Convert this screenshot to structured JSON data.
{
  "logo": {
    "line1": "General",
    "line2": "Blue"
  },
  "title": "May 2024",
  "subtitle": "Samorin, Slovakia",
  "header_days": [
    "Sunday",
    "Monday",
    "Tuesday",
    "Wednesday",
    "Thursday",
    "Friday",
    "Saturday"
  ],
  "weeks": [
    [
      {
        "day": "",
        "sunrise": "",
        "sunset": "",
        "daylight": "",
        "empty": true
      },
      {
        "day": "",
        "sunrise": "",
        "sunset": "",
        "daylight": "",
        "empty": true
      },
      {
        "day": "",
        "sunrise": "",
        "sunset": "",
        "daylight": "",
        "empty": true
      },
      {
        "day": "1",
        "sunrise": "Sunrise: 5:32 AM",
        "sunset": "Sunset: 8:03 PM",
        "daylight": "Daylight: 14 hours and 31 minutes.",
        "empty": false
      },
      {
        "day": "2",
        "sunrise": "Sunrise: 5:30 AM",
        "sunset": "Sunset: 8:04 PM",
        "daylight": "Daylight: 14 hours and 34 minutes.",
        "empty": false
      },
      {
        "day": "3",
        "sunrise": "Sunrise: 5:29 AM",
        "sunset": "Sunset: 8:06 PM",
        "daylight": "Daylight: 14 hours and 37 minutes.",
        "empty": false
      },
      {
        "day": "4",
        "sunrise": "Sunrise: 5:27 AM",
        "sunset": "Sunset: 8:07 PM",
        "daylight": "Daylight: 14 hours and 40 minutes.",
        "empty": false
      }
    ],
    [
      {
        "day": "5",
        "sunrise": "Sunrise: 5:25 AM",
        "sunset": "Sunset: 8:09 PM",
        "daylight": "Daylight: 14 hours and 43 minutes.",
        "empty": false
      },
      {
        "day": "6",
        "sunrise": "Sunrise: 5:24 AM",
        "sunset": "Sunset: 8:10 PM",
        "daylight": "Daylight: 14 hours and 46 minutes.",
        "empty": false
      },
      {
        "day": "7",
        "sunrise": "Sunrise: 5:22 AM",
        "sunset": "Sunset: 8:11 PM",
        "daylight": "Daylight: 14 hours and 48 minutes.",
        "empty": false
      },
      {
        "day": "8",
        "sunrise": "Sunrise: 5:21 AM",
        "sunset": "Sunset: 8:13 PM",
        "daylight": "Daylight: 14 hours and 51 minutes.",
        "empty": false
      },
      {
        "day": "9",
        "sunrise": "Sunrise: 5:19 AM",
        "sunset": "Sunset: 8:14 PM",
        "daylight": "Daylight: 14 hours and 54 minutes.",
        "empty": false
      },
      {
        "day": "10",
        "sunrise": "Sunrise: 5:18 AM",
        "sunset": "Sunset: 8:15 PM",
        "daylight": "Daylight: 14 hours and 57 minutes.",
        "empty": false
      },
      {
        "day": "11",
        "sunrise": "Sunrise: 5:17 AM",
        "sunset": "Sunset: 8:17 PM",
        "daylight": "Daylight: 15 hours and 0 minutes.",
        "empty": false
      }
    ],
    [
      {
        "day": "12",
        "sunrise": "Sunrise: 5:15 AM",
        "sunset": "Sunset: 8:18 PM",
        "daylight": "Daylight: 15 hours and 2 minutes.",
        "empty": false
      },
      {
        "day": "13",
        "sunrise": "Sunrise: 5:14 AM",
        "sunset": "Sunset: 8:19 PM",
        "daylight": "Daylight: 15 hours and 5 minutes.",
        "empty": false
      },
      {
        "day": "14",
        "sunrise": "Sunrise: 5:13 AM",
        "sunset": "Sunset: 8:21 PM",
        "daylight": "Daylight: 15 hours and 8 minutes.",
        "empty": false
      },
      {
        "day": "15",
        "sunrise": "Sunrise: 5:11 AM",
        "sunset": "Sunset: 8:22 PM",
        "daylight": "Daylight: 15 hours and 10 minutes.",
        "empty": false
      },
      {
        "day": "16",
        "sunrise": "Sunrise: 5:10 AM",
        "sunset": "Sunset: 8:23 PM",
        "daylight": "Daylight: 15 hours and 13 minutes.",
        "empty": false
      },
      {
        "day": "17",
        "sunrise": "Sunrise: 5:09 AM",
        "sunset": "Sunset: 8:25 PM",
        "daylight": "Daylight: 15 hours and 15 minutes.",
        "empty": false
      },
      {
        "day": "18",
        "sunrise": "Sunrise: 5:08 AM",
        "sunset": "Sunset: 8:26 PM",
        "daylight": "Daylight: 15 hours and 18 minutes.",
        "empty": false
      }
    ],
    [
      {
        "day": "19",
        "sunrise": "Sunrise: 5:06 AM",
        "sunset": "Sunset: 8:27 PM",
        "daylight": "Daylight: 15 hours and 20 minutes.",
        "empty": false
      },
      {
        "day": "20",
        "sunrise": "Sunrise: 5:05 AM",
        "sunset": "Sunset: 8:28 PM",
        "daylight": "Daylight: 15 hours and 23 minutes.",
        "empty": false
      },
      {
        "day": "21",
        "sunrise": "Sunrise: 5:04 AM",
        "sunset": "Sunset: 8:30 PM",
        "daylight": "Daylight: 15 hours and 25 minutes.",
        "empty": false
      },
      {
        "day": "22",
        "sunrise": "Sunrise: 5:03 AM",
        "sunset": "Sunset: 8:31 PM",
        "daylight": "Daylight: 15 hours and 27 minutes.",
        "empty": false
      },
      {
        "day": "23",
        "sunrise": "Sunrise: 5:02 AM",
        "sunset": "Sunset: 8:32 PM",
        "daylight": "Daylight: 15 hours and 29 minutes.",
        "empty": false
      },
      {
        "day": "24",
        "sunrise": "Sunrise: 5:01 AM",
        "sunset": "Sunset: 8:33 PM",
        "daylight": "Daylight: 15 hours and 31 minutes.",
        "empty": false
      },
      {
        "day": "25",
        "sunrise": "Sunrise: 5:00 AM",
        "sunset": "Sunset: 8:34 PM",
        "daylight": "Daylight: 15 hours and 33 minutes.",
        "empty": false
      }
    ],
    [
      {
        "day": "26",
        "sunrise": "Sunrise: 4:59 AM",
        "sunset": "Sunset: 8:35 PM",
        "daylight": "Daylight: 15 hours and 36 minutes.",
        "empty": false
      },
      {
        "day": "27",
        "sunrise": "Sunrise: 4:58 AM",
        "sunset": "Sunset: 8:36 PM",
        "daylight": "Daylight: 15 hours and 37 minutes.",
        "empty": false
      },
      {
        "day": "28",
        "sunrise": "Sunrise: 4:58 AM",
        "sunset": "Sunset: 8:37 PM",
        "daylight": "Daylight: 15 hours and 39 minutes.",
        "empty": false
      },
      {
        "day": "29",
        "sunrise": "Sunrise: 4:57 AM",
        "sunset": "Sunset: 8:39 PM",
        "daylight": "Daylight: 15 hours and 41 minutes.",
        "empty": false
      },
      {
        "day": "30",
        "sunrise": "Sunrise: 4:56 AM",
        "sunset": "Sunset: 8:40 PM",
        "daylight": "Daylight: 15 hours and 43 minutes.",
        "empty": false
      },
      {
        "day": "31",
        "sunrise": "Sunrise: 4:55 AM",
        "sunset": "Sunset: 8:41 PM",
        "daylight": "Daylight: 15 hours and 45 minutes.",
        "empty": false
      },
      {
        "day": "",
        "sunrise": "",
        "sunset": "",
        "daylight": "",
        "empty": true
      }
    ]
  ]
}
━━━━━━━━
§ DIRECTIONS FOR THIS TASK
Set down all of the records shown above once more, exactly.

§ SOLUTION
Convert this screenshot to structured JSON data.
{
  "logo": {
    "line1": "General",
    "line2": "Blue"
  },
  "title": "May 2024",
  "subtitle": "Samorin, Slovakia",
  "header_days": [
    "Sunday",
    "Monday",
    "Tuesday",
    "Wednesday",
    "Thursday",
    "Friday",
    "Saturday"
  ],
  "weeks": [
    [
      {
        "day": "",
        "sunrise": "",
        "sunset": "",
        "daylight": "",
        "empty": true
      },
      {
        "day": "",
        "sunrise": "",
        "sunset": "",
        "daylight": "",
        "empty": true
      },
      {
        "day": "",
        "sunrise": "",
        "sunset": "",
        "daylight": "",
        "empty": true
      },
      {
        "day": "1",
        "sunrise": "Sunrise: 5:32 AM",
        "sunset": "Sunset: 8:03 PM",
        "daylight": "Daylight: 14 hours and 31 minutes.",
        "empty": false
      },
      {
        "day": "2",
        "sunrise": "Sunrise: 5:30 AM",
        "sunset": "Sunset: 8:04 PM",
        "daylight": "Daylight: 14 hours and 34 minutes.",
        "empty": false
      },
      {
        "day": "3",
        "sunrise": "Sunrise: 5:29 AM",
        "sunset": "Sunset: 8:06 PM",
        "daylight": "Daylight: 14 hours and 37 minutes.",
        "empty": false
      },
      {
        "day": "4",
        "sunrise": "Sunrise: 5:27 AM",
        "sunset": "Sunset: 8:07 PM",
        "daylight": "Daylight: 14 hours and 40 minutes.",
        "empty": false
      }
    ],
    [
      {
        "day": "5",
        "sunrise": "Sunrise: 5:25 AM",
        "sunset": "Sunset: 8:09 PM",
        "daylight": "Daylight: 14 hours and 43 minutes.",
        "empty": false
      },
      {
        "day": "6",
        "sunrise": "Sunrise: 5:24 AM",
        "sunset": "Sunset: 8:10 PM",
        "daylight": "Daylight: 14 hours and 46 minutes.",
        "empty": false
      },
      {
        "day": "7",
        "sunrise": "Sunrise: 5:22 AM",
        "sunset": "Sunset: 8:11 PM",
        "daylight": "Daylight: 14 hours and 48 minutes.",
        "empty": false
      },
      {
        "day": "8",
        "sunrise": "Sunrise: 5:21 AM",
        "sunset": "Sunset: 8:13 PM",
        "daylight": "Daylight: 14 hours and 51 minutes.",
        "empty": false
      },
      {
        "day": "9",
        "sunrise": "Sunrise: 5:19 AM",
        "sunset": "Sunset: 8:14 PM",
        "daylight": "Daylight: 14 hours and 54 minutes.",
        "empty": false
      },
      {
        "day": "10",
        "sunrise": "Sunrise: 5:18 AM",
        "sunset": "Sunset: 8:15 PM",
        "daylight": "Daylight: 14 hours and 57 minutes.",
        "empty": false
      },
      {
        "day": "11",
        "sunrise": "Sunrise: 5:17 AM",
        "sunset": "Sunset: 8:17 PM",
        "daylight": "Daylight: 15 hours and 0 minutes.",
        "empty": false
      }
    ],
    [
      {
        "day": "12",
        "sunrise": "Sunrise: 5:15 AM",
        "sunset": "Sunset: 8:18 PM",
        "daylight": "Daylight: 15 hours and 2 minutes.",
        "empty": false
      },
      {
        "day": "13",
        "sunrise": "Sunrise: 5:14 AM",
        "sunset": "Sunset: 8:19 PM",
        "daylight": "Daylight: 15 hours and 5 minutes.",
        "empty": false
      },
      {
        "day": "14",
        "sunrise": "Sunrise: 5:13 AM",
        "sunset": "Sunset: 8:21 PM",
        "daylight": "Daylight: 15 hours and 8 minutes.",
        "empty": false
      },
      {
        "day": "15",
        "sunrise": "Sunrise: 5:11 AM",
        "sunset": "Sunset: 8:22 PM",
        "daylight": "Daylight: 15 hours and 10 minutes.",
        "empty": false
      },
      {
        "day": "16",
        "sunrise": "Sunrise: 5:10 AM",
        "sunset": "Sunset: 8:23 PM",
        "daylight": "Daylight: 15 hours and 13 minutes.",
        "empty": false
      },
      {
        "day": "17",
        "sunrise": "Sunrise: 5:09 AM",
        "sunset": "Sunset: 8:25 PM",
        "daylight": "Daylight: 15 hours and 15 minutes.",
        "empty": false
      },
      {
        "day": "18",
        "sunrise": "Sunrise: 5:08 AM",
        "sunset": "Sunset: 8:26 PM",
        "daylight": "Daylight: 15 hours and 18 minutes.",
        "empty": false
      }
    ],
    [
      {
        "day": "19",
        "sunrise": "Sunrise: 5:06 AM",
        "sunset": "Sunset: 8:27 PM",
        "daylight": "Daylight: 15 hours and 20 minutes.",
        "empty": false
      },
      {
        "day": "20",
        "sunrise": "Sunrise: 5:05 AM",
        "sunset": "Sunset: 8:28 PM",
        "daylight": "Daylight: 15 hours and 23 minutes.",
        "empty": false
      },
      {
        "day": "21",
        "sunrise": "Sunrise: 5:04 AM",
        "sunset": "Sunset: 8:30 PM",
        "daylight": "Daylight: 15 hours and 25 minutes.",
        "empty": false
      },
      {
        "day": "22",
        "sunrise": "Sunrise: 5:03 AM",
        "sunset": "Sunset: 8:31 PM",
        "daylight": "Daylight: 15 hours and 27 minutes.",
        "empty": false
      },
      {
        "day": "23",
        "sunrise": "Sunrise: 5:02 AM",
        "sunset": "Sunset: 8:32 PM",
        "daylight": "Daylight: 15 hours and 29 minutes.",
        "empty": false
      },
      {
        "day": "24",
        "sunrise": "Sunrise: 5:01 AM",
        "sunset": "Sunset: 8:33 PM",
        "daylight": "Daylight: 15 hours and 31 minutes.",
        "empty": false
      },
      {
        "day": "25",
        "sunrise": "Sunrise: 5:00 AM",
        "sunset": "Sunset: 8:34 PM",
        "daylight": "Daylight: 15 hours and 33 minutes.",
        "empty": false
      }
    ],
    [
      {
        "day": "26",
        "sunrise": "Sunrise: 4:59 AM",
        "sunset": "Sunset: 8:35 PM",
        "daylight": "Daylight: 15 hours and 36 minutes.",
        "empty": false
      },
      {
        "day": "27",
        "sunrise": "Sunrise: 4:58 AM",
        "sunset": "Sunset: 8:36 PM",
        "daylight": "Daylight: 15 hours and 37 minutes.",
        "empty": false
      },
      {
        "day": "28",
        "sunrise": "Sunrise: 4:58 AM",
        "sunset": "Sunset: 8:37 PM",
        "daylight": "Daylight: 15 hours and 39 minutes.",
        "empty": false
      },
      {
        "day": "29",
        "sunrise": "Sunrise: 4:57 AM",
        "sunset": "Sunset: 8:39 PM",
        "daylight": "Daylight: 15 hours and 41 minutes.",
        "empty": false
      },
      {
        "day": "30",
        "sunrise": "Sunrise: 4:56 AM",
        "sunset": "Sunset: 8:40 PM",
        "daylight": "Daylight: 15 hours and 43 minutes.",
        "empty": false
      },
      {
        "day": "31",
        "sunrise": "Sunrise: 4:55 AM",
        "sunset": "Sunset: 8:41 PM",
        "daylight": "Daylight: 15 hours and 45 minutes.",
        "empty": false
      },
      {
        "day": "",
        "sunrise": "",
        "sunset": "",
        "daylight": "",
        "empty": true
      }
    ]
  ]
}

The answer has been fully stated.